:: Records shown ::

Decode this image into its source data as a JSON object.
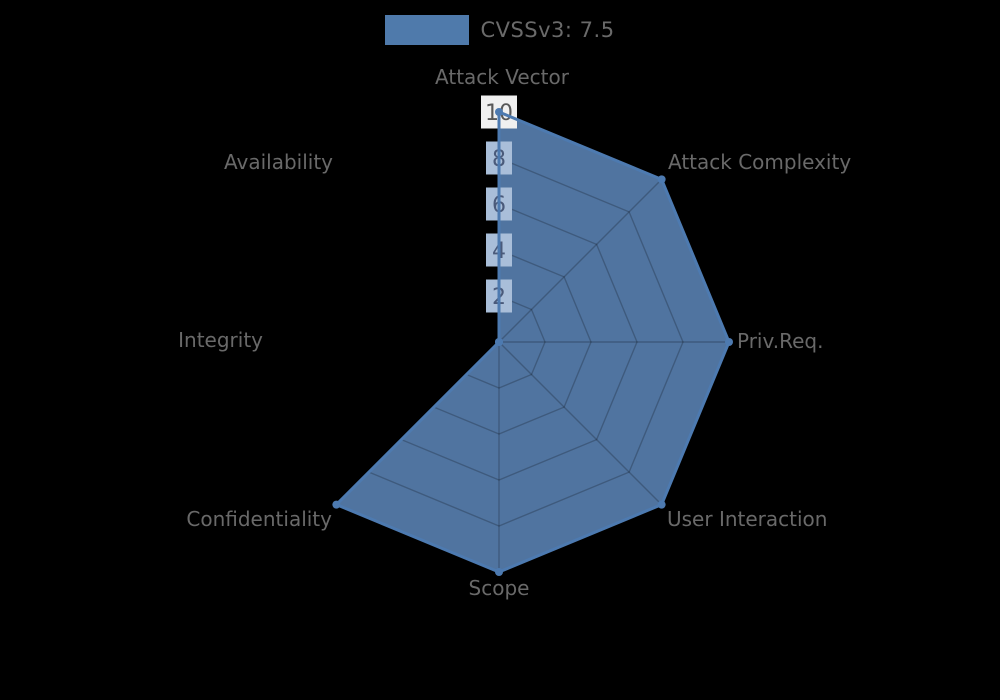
{
  "legend": {
    "label": "CVSSv3: 7.5",
    "swatch_color": "#4F7AAB"
  },
  "chart_data": {
    "type": "radar",
    "title": "CVSSv3: 7.5",
    "categories": [
      "Attack Vector",
      "Attack Complexity",
      "Priv.Req.",
      "User Interaction",
      "Scope",
      "Confidentiality",
      "Integrity",
      "Availability"
    ],
    "series": [
      {
        "name": "CVSSv3: 7.5",
        "values": [
          10,
          10,
          10,
          10,
          10,
          10,
          0,
          0
        ]
      }
    ],
    "ticks": [
      2,
      4,
      6,
      8,
      10
    ],
    "rmin": 0,
    "rmax": 10,
    "grid": "octagonal-web",
    "legend_position": "top",
    "colors": {
      "background": "#000000",
      "fill": "#5074A0",
      "stroke": "#4D7AB0",
      "point": "#4D7AB0",
      "grid_line": "rgba(0,0,0,0.22)",
      "axis_overlay_line": "rgba(40,55,80,0.35)",
      "tick_backdrop_outside": "#F0F0F0",
      "tick_backdrop_inside": "#A9BED9",
      "tick_text_outside": "#585858",
      "tick_text_inside": "#4A5A7A",
      "axis_label": "#696969"
    }
  }
}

:::

→ **Exercise brief**
Transcribe each line above verbatim, with the pictures left out.

→ **Output for this task**
Decode this image into its source data as a JSON object.
{
  "legend": {
    "label": "CVSSv3: 7.5",
    "swatch_color": "#4F7AAB"
  },
  "chart_data": {
    "type": "radar",
    "title": "CVSSv3: 7.5",
    "categories": [
      "Attack Vector",
      "Attack Complexity",
      "Priv.Req.",
      "User Interaction",
      "Scope",
      "Confidentiality",
      "Integrity",
      "Availability"
    ],
    "series": [
      {
        "name": "CVSSv3: 7.5",
        "values": [
          10,
          10,
          10,
          10,
          10,
          10,
          0,
          0
        ]
      }
    ],
    "ticks": [
      2,
      4,
      6,
      8,
      10
    ],
    "rmin": 0,
    "rmax": 10,
    "grid": "octagonal-web",
    "legend_position": "top",
    "colors": {
      "background": "#000000",
      "fill": "#5074A0",
      "stroke": "#4D7AB0",
      "point": "#4D7AB0",
      "grid_line": "rgba(0,0,0,0.22)",
      "axis_overlay_line": "rgba(40,55,80,0.35)",
      "tick_backdrop_outside": "#F0F0F0",
      "tick_backdrop_inside": "#A9BED9",
      "tick_text_outside": "#585858",
      "tick_text_inside": "#4A5A7A",
      "axis_label": "#696969"
    }
  }
}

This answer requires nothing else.